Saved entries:
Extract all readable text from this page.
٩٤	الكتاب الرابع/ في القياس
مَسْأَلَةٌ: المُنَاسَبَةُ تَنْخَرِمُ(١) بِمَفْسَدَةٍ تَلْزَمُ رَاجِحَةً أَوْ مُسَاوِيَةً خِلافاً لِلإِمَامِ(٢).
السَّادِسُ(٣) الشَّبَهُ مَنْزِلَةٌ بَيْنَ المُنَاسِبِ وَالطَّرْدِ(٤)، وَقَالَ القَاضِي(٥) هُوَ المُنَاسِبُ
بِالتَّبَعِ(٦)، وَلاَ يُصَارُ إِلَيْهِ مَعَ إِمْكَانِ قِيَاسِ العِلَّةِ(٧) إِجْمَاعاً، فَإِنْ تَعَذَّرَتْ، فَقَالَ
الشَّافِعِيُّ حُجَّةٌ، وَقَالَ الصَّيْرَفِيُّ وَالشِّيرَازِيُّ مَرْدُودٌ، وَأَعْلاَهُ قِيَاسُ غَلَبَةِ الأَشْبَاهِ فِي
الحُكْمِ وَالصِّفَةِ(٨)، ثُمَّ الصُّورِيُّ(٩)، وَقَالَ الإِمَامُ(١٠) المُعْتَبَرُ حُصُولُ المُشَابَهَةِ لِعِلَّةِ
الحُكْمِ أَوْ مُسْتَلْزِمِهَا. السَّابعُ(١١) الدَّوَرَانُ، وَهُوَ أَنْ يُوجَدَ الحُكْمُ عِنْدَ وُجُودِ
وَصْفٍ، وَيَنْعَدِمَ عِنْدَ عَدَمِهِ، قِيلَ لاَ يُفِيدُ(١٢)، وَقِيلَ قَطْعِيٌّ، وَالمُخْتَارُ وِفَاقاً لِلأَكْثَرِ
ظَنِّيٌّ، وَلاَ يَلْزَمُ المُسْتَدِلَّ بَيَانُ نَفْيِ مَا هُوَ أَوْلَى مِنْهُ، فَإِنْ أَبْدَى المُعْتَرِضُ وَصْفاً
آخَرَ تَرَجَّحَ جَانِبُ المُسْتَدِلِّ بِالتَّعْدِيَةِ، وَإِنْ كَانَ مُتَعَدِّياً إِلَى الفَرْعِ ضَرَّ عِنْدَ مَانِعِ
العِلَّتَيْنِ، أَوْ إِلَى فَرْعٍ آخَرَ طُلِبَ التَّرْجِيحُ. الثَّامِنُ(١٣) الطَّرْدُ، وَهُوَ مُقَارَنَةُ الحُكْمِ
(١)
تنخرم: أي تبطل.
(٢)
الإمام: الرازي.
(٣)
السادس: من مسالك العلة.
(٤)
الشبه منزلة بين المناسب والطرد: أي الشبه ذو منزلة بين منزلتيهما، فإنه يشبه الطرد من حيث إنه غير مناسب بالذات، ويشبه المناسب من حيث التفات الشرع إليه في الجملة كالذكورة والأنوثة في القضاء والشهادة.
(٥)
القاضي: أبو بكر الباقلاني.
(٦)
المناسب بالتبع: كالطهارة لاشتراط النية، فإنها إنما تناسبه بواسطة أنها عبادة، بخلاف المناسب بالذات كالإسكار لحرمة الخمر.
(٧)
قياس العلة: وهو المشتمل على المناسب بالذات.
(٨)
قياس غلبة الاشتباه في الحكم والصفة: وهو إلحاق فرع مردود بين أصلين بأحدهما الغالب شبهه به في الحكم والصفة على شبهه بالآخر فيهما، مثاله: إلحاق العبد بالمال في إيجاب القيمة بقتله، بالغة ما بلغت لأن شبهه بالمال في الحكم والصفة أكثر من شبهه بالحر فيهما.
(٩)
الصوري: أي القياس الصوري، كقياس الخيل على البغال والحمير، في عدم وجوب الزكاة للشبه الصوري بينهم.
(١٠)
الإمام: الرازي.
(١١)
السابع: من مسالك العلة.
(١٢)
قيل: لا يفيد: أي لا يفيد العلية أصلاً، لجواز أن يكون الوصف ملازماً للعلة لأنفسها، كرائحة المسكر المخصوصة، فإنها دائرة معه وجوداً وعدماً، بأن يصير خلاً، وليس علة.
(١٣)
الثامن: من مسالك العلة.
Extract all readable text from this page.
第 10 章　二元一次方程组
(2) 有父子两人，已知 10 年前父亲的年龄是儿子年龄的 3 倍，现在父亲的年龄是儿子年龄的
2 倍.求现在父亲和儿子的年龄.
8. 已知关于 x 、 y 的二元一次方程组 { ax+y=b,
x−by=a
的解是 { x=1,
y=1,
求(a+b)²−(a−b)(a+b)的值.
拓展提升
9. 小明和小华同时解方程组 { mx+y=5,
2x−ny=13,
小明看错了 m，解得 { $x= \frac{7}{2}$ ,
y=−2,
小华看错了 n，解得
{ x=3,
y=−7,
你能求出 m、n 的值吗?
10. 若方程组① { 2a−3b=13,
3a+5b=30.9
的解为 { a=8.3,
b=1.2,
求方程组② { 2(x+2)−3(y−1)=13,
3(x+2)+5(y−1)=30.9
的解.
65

_INSTRUCTION:_
In the records above, find each line with the word "مسالك" and copy it.

_RESULT BELOW:_
السادس: من مسالك العلة.
السابع: من مسالك العلة.
الثامن: من مسالك العلة.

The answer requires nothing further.